- [What is asked]: Repeat every record below exactly as it appears.

- [Records for the task]:
-- begin --
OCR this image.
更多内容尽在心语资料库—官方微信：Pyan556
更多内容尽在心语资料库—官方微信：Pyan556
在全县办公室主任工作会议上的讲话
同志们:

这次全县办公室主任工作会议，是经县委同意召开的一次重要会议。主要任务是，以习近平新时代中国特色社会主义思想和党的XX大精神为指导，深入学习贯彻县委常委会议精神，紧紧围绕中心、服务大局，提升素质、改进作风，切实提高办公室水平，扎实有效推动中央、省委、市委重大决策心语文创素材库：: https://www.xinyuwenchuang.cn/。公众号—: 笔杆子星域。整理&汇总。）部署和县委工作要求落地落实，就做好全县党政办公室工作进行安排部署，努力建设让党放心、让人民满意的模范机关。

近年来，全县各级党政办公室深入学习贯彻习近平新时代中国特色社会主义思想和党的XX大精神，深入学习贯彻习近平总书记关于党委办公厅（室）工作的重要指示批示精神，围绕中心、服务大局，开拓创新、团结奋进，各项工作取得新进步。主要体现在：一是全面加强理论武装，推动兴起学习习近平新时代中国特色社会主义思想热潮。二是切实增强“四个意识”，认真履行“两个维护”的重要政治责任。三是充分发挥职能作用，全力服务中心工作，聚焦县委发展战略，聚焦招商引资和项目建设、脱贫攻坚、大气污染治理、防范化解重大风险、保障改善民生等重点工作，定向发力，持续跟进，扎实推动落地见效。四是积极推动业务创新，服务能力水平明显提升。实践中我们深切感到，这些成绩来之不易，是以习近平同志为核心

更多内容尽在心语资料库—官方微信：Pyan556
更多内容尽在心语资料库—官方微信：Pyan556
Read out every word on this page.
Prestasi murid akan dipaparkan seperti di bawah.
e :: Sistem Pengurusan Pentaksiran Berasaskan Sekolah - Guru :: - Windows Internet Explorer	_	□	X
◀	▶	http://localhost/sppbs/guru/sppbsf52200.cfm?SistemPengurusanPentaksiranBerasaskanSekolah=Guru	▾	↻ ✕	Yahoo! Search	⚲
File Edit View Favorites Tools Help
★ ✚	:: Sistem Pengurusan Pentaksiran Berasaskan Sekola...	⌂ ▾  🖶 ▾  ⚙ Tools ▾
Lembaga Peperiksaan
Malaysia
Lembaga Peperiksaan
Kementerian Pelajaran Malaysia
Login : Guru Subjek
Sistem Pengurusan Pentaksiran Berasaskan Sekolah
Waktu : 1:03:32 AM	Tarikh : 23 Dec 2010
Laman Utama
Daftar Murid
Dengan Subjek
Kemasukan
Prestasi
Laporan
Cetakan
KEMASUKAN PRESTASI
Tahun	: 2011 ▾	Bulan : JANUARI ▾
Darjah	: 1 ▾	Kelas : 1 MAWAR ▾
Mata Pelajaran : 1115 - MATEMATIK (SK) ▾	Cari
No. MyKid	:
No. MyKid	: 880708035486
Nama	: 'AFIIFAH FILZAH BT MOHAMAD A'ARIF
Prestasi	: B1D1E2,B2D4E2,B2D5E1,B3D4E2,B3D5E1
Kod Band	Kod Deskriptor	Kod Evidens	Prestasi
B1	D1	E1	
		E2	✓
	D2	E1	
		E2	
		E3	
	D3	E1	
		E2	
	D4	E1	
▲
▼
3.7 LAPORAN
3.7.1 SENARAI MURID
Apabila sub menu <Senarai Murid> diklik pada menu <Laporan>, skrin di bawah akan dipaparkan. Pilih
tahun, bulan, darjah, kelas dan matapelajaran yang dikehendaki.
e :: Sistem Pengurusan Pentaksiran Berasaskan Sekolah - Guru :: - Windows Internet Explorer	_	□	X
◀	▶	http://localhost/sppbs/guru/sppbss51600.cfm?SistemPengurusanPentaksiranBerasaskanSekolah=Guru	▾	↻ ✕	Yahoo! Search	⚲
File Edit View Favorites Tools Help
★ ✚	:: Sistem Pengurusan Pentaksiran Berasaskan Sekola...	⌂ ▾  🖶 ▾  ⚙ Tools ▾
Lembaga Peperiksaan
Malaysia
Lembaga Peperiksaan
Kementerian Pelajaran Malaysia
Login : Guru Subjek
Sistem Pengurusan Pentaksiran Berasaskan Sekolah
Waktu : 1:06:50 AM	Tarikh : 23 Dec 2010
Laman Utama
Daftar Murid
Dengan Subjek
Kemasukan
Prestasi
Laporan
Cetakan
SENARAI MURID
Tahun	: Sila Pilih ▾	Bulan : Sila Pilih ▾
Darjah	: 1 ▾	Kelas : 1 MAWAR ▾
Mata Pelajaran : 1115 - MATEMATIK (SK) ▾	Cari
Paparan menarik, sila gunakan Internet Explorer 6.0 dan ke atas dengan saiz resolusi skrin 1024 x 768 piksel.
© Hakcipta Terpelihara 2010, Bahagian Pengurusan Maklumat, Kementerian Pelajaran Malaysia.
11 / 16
-- end --
- [Solution for this exercise]:
OCR this image.
更多内容尽在心语资料库—官方微信：Pyan556
更多内容尽在心语资料库—官方微信：Pyan556
在全县办公室主任工作会议上的讲话
同志们:

这次全县办公室主任工作会议，是经县委同意召开的一次重要会议。主要任务是，以习近平新时代中国特色社会主义思想和党的XX大精神为指导，深入学习贯彻县委常委会议精神，紧紧围绕中心、服务大局，提升素质、改进作风，切实提高办公室水平，扎实有效推动中央、省委、市委重大决策心语文创素材库：: https://www.xinyuwenchuang.cn/。公众号—: 笔杆子星域。整理&汇总。）部署和县委工作要求落地落实，就做好全县党政办公室工作进行安排部署，努力建设让党放心、让人民满意的模范机关。

近年来，全县各级党政办公室深入学习贯彻习近平新时代中国特色社会主义思想和党的XX大精神，深入学习贯彻习近平总书记关于党委办公厅（室）工作的重要指示批示精神，围绕中心、服务大局，开拓创新、团结奋进，各项工作取得新进步。主要体现在：一是全面加强理论武装，推动兴起学习习近平新时代中国特色社会主义思想热潮。二是切实增强“四个意识”，认真履行“两个维护”的重要政治责任。三是充分发挥职能作用，全力服务中心工作，聚焦县委发展战略，聚焦招商引资和项目建设、脱贫攻坚、大气污染治理、防范化解重大风险、保障改善民生等重点工作，定向发力，持续跟进，扎实推动落地见效。四是积极推动业务创新，服务能力水平明显提升。实践中我们深切感到，这些成绩来之不易，是以习近平同志为核心

更多内容尽在心语资料库—官方微信：Pyan556
更多内容尽在心语资料库—官方微信：Pyan556
Read out every word on this page.
Prestasi murid akan dipaparkan seperti di bawah.
e :: Sistem Pengurusan Pentaksiran Berasaskan Sekolah - Guru :: - Windows Internet Explorer	_	□	X
◀	▶	http://localhost/sppbs/guru/sppbsf52200.cfm?SistemPengurusanPentaksiranBerasaskanSekolah=Guru	▾	↻ ✕	Yahoo! Search	⚲
File Edit View Favorites Tools Help
★ ✚	:: Sistem Pengurusan Pentaksiran Berasaskan Sekola...	⌂ ▾  🖶 ▾  ⚙ Tools ▾
Lembaga Peperiksaan
Malaysia
Lembaga Peperiksaan
Kementerian Pelajaran Malaysia
Login : Guru Subjek
Sistem Pengurusan Pentaksiran Berasaskan Sekolah
Waktu : 1:03:32 AM	Tarikh : 23 Dec 2010
Laman Utama
Daftar Murid
Dengan Subjek
Kemasukan
Prestasi
Laporan
Cetakan
KEMASUKAN PRESTASI
Tahun	: 2011 ▾	Bulan : JANUARI ▾
Darjah	: 1 ▾	Kelas : 1 MAWAR ▾
Mata Pelajaran : 1115 - MATEMATIK (SK) ▾	Cari
No. MyKid	:
No. MyKid	: 880708035486
Nama	: 'AFIIFAH FILZAH BT MOHAMAD A'ARIF
Prestasi	: B1D1E2,B2D4E2,B2D5E1,B3D4E2,B3D5E1
Kod Band	Kod Deskriptor	Kod Evidens	Prestasi
B1	D1	E1	
		E2	✓
	D2	E1	
		E2	
		E3	
	D3	E1	
		E2	
	D4	E1	
▲
▼
3.7 LAPORAN
3.7.1 SENARAI MURID
Apabila sub menu <Senarai Murid> diklik pada menu <Laporan>, skrin di bawah akan dipaparkan. Pilih
tahun, bulan, darjah, kelas dan matapelajaran yang dikehendaki.
e :: Sistem Pengurusan Pentaksiran Berasaskan Sekolah - Guru :: - Windows Internet Explorer	_	□	X
◀	▶	http://localhost/sppbs/guru/sppbss51600.cfm?SistemPengurusanPentaksiranBerasaskanSekolah=Guru	▾	↻ ✕	Yahoo! Search	⚲
File Edit View Favorites Tools Help
★ ✚	:: Sistem Pengurusan Pentaksiran Berasaskan Sekola...	⌂ ▾  🖶 ▾  ⚙ Tools ▾
Lembaga Peperiksaan
Malaysia
Lembaga Peperiksaan
Kementerian Pelajaran Malaysia
Login : Guru Subjek
Sistem Pengurusan Pentaksiran Berasaskan Sekolah
Waktu : 1:06:50 AM	Tarikh : 23 Dec 2010
Laman Utama
Daftar Murid
Dengan Subjek
Kemasukan
Prestasi
Laporan
Cetakan
SENARAI MURID
Tahun	: Sila Pilih ▾	Bulan : Sila Pilih ▾
Darjah	: 1 ▾	Kelas : 1 MAWAR ▾
Mata Pelajaran : 1115 - MATEMATIK (SK) ▾	Cari
Paparan menarik, sila gunakan Internet Explorer 6.0 dan ke atas dengan saiz resolusi skrin 1024 x 768 piksel.
© Hakcipta Terpelihara 2010, Bahagian Pengurusan Maklumat, Kementerian Pelajaran Malaysia.
11 / 16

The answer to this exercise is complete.